■ WHAT IS ASKED: Could every line of the data be printed exactly as it reads?

----------------

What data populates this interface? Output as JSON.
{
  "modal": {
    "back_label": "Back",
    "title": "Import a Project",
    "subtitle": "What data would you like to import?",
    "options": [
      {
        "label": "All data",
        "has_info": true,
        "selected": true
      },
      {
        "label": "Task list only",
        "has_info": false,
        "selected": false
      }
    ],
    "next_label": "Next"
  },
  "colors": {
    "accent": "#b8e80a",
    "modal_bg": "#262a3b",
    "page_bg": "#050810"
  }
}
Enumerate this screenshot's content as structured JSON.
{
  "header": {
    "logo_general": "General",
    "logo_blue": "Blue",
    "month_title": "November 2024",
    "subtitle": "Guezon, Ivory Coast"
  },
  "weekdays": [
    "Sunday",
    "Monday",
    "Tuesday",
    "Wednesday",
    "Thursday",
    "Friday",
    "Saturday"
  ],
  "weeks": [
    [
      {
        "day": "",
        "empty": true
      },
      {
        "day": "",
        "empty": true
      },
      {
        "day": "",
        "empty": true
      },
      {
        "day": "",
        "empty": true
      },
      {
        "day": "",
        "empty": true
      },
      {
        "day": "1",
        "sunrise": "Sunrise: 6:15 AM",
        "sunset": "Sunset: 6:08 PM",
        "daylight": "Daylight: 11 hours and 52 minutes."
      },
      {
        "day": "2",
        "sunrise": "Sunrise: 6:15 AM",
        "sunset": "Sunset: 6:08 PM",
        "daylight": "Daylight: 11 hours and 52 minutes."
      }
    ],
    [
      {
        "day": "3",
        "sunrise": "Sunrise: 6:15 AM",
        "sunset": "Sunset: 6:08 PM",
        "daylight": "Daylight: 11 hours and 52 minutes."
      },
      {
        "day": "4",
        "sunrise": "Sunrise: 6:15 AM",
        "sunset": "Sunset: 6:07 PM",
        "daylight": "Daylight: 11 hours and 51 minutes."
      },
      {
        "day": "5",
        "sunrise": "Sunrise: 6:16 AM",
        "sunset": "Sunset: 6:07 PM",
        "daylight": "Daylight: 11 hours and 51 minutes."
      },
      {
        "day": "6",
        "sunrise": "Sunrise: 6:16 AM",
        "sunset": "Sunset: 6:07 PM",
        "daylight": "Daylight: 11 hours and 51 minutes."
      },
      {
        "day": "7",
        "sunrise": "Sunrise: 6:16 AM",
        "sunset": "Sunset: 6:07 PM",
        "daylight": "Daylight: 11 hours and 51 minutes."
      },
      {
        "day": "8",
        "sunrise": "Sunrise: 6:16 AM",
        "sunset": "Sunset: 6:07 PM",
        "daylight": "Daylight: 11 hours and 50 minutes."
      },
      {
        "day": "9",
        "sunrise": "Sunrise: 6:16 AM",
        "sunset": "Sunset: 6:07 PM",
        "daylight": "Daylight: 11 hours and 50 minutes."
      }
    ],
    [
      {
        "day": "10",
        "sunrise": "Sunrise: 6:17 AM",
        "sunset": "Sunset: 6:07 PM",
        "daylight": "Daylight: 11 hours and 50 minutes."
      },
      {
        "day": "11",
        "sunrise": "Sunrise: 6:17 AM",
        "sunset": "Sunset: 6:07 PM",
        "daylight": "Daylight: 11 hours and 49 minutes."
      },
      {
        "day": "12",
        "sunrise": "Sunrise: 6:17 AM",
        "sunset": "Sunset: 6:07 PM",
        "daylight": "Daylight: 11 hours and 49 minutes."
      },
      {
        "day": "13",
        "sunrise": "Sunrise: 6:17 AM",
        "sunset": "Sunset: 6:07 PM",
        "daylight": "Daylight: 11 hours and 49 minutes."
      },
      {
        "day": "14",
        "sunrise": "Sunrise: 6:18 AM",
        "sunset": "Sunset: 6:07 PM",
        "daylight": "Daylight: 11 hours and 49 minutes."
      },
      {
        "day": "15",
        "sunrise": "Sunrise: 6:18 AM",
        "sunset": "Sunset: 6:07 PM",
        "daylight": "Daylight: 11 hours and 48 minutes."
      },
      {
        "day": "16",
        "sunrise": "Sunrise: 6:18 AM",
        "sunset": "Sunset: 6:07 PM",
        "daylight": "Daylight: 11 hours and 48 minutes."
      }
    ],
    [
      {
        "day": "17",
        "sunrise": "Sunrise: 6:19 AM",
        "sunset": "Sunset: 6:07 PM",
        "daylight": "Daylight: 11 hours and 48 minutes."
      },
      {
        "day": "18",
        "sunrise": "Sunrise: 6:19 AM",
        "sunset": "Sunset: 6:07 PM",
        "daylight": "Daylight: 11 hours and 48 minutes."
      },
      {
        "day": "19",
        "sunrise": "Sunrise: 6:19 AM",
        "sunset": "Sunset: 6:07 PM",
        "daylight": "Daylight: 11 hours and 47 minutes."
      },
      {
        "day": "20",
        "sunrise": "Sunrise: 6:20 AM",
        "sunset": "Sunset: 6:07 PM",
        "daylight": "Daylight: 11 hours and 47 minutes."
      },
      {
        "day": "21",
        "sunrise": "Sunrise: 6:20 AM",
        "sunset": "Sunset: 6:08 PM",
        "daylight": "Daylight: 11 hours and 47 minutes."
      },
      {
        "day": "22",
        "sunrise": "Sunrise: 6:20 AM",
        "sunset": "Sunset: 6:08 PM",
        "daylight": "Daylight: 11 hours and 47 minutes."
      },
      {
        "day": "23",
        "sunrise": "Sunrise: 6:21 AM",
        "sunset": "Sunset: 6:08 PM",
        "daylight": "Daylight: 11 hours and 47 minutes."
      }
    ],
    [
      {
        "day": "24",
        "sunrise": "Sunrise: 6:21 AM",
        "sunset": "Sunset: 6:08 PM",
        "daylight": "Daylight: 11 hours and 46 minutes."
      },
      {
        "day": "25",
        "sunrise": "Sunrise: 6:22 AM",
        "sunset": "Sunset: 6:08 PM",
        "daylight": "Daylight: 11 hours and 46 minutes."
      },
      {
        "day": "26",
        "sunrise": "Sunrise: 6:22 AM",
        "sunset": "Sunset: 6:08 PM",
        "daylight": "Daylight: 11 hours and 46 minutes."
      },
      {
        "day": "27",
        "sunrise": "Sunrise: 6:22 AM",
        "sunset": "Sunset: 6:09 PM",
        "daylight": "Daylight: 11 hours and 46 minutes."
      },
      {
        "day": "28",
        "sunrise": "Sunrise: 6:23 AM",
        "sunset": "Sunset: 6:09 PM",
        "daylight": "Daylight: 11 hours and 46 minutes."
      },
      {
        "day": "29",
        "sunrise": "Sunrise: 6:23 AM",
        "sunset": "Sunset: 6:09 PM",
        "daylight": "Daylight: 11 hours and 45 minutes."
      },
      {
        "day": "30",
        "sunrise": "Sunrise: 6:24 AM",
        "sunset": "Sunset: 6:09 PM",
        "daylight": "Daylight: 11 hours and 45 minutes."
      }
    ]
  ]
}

----------------

■ EXERCISE SOLUTION:
What data populates this interface? Output as JSON.
{
  "modal": {
    "back_label": "Back",
    "title": "Import a Project",
    "subtitle": "What data would you like to import?",
    "options": [
      {
        "label": "All data",
        "has_info": true,
        "selected": true
      },
      {
        "label": "Task list only",
        "has_info": false,
        "selected": false
      }
    ],
    "next_label": "Next"
  },
  "colors": {
    "accent": "#b8e80a",
    "modal_bg": "#262a3b",
    "page_bg": "#050810"
  }
}
Enumerate this screenshot's content as structured JSON.
{
  "header": {
    "logo_general": "General",
    "logo_blue": "Blue",
    "month_title": "November 2024",
    "subtitle": "Guezon, Ivory Coast"
  },
  "weekdays": [
    "Sunday",
    "Monday",
    "Tuesday",
    "Wednesday",
    "Thursday",
    "Friday",
    "Saturday"
  ],
  "weeks": [
    [
      {
        "day": "",
        "empty": true
      },
      {
        "day": "",
        "empty": true
      },
      {
        "day": "",
        "empty": true
      },
      {
        "day": "",
        "empty": true
      },
      {
        "day": "",
        "empty": true
      },
      {
        "day": "1",
        "sunrise": "Sunrise: 6:15 AM",
        "sunset": "Sunset: 6:08 PM",
        "daylight": "Daylight: 11 hours and 52 minutes."
      },
      {
        "day": "2",
        "sunrise": "Sunrise: 6:15 AM",
        "sunset": "Sunset: 6:08 PM",
        "daylight": "Daylight: 11 hours and 52 minutes."
      }
    ],
    [
      {
        "day": "3",
        "sunrise": "Sunrise: 6:15 AM",
        "sunset": "Sunset: 6:08 PM",
        "daylight": "Daylight: 11 hours and 52 minutes."
      },
      {
        "day": "4",
        "sunrise": "Sunrise: 6:15 AM",
        "sunset": "Sunset: 6:07 PM",
        "daylight": "Daylight: 11 hours and 51 minutes."
      },
      {
        "day": "5",
        "sunrise": "Sunrise: 6:16 AM",
        "sunset": "Sunset: 6:07 PM",
        "daylight": "Daylight: 11 hours and 51 minutes."
      },
      {
        "day": "6",
        "sunrise": "Sunrise: 6:16 AM",
        "sunset": "Sunset: 6:07 PM",
        "daylight": "Daylight: 11 hours and 51 minutes."
      },
      {
        "day": "7",
        "sunrise": "Sunrise: 6:16 AM",
        "sunset": "Sunset: 6:07 PM",
        "daylight": "Daylight: 11 hours and 51 minutes."
      },
      {
        "day": "8",
        "sunrise": "Sunrise: 6:16 AM",
        "sunset": "Sunset: 6:07 PM",
        "daylight": "Daylight: 11 hours and 50 minutes."
      },
      {
        "day": "9",
        "sunrise": "Sunrise: 6:16 AM",
        "sunset": "Sunset: 6:07 PM",
        "daylight": "Daylight: 11 hours and 50 minutes."
      }
    ],
    [
      {
        "day": "10",
        "sunrise": "Sunrise: 6:17 AM",
        "sunset": "Sunset: 6:07 PM",
        "daylight": "Daylight: 11 hours and 50 minutes."
      },
      {
        "day": "11",
        "sunrise": "Sunrise: 6:17 AM",
        "sunset": "Sunset: 6:07 PM",
        "daylight": "Daylight: 11 hours and 49 minutes."
      },
      {
        "day": "12",
        "sunrise": "Sunrise: 6:17 AM",
        "sunset": "Sunset: 6:07 PM",
        "daylight": "Daylight: 11 hours and 49 minutes."
      },
      {
        "day": "13",
        "sunrise": "Sunrise: 6:17 AM",
        "sunset": "Sunset: 6:07 PM",
        "daylight": "Daylight: 11 hours and 49 minutes."
      },
      {
        "day": "14",
        "sunrise": "Sunrise: 6:18 AM",
        "sunset": "Sunset: 6:07 PM",
        "daylight": "Daylight: 11 hours and 49 minutes."
      },
      {
        "day": "15",
        "sunrise": "Sunrise: 6:18 AM",
        "sunset": "Sunset: 6:07 PM",
        "daylight": "Daylight: 11 hours and 48 minutes."
      },
      {
        "day": "16",
        "sunrise": "Sunrise: 6:18 AM",
        "sunset": "Sunset: 6:07 PM",
        "daylight": "Daylight: 11 hours and 48 minutes."
      }
    ],
    [
      {
        "day": "17",
        "sunrise": "Sunrise: 6:19 AM",
        "sunset": "Sunset: 6:07 PM",
        "daylight": "Daylight: 11 hours and 48 minutes."
      },
      {
        "day": "18",
        "sunrise": "Sunrise: 6:19 AM",
        "sunset": "Sunset: 6:07 PM",
        "daylight": "Daylight: 11 hours and 48 minutes."
      },
      {
        "day": "19",
        "sunrise": "Sunrise: 6:19 AM",
        "sunset": "Sunset: 6:07 PM",
        "daylight": "Daylight: 11 hours and 47 minutes."
      },
      {
        "day": "20",
        "sunrise": "Sunrise: 6:20 AM",
        "sunset": "Sunset: 6:07 PM",
        "daylight": "Daylight: 11 hours and 47 minutes."
      },
      {
        "day": "21",
        "sunrise": "Sunrise: 6:20 AM",
        "sunset": "Sunset: 6:08 PM",
        "daylight": "Daylight: 11 hours and 47 minutes."
      },
      {
        "day": "22",
        "sunrise": "Sunrise: 6:20 AM",
        "sunset": "Sunset: 6:08 PM",
        "daylight": "Daylight: 11 hours and 47 minutes."
      },
      {
        "day": "23",
        "sunrise": "Sunrise: 6:21 AM",
        "sunset": "Sunset: 6:08 PM",
        "daylight": "Daylight: 11 hours and 47 minutes."
      }
    ],
    [
      {
        "day": "24",
        "sunrise": "Sunrise: 6:21 AM",
        "sunset": "Sunset: 6:08 PM",
        "daylight": "Daylight: 11 hours and 46 minutes."
      },
      {
        "day": "25",
        "sunrise": "Sunrise: 6:22 AM",
        "sunset": "Sunset: 6:08 PM",
        "daylight": "Daylight: 11 hours and 46 minutes."
      },
      {
        "day": "26",
        "sunrise": "Sunrise: 6:22 AM",
        "sunset": "Sunset: 6:08 PM",
        "daylight": "Daylight: 11 hours and 46 minutes."
      },
      {
        "day": "27",
        "sunrise": "Sunrise: 6:22 AM",
        "sunset": "Sunset: 6:09 PM",
        "daylight": "Daylight: 11 hours and 46 minutes."
      },
      {
        "day": "28",
        "sunrise": "Sunrise: 6:23 AM",
        "sunset": "Sunset: 6:09 PM",
        "daylight": "Daylight: 11 hours and 46 minutes."
      },
      {
        "day": "29",
        "sunrise": "Sunrise: 6:23 AM",
        "sunset": "Sunset: 6:09 PM",
        "daylight": "Daylight: 11 hours and 45 minutes."
      },
      {
        "day": "30",
        "sunrise": "Sunrise: 6:24 AM",
        "sunset": "Sunset: 6:09 PM",
        "daylight": "Daylight: 11 hours and 45 minutes."
      }
    ]
  ]
}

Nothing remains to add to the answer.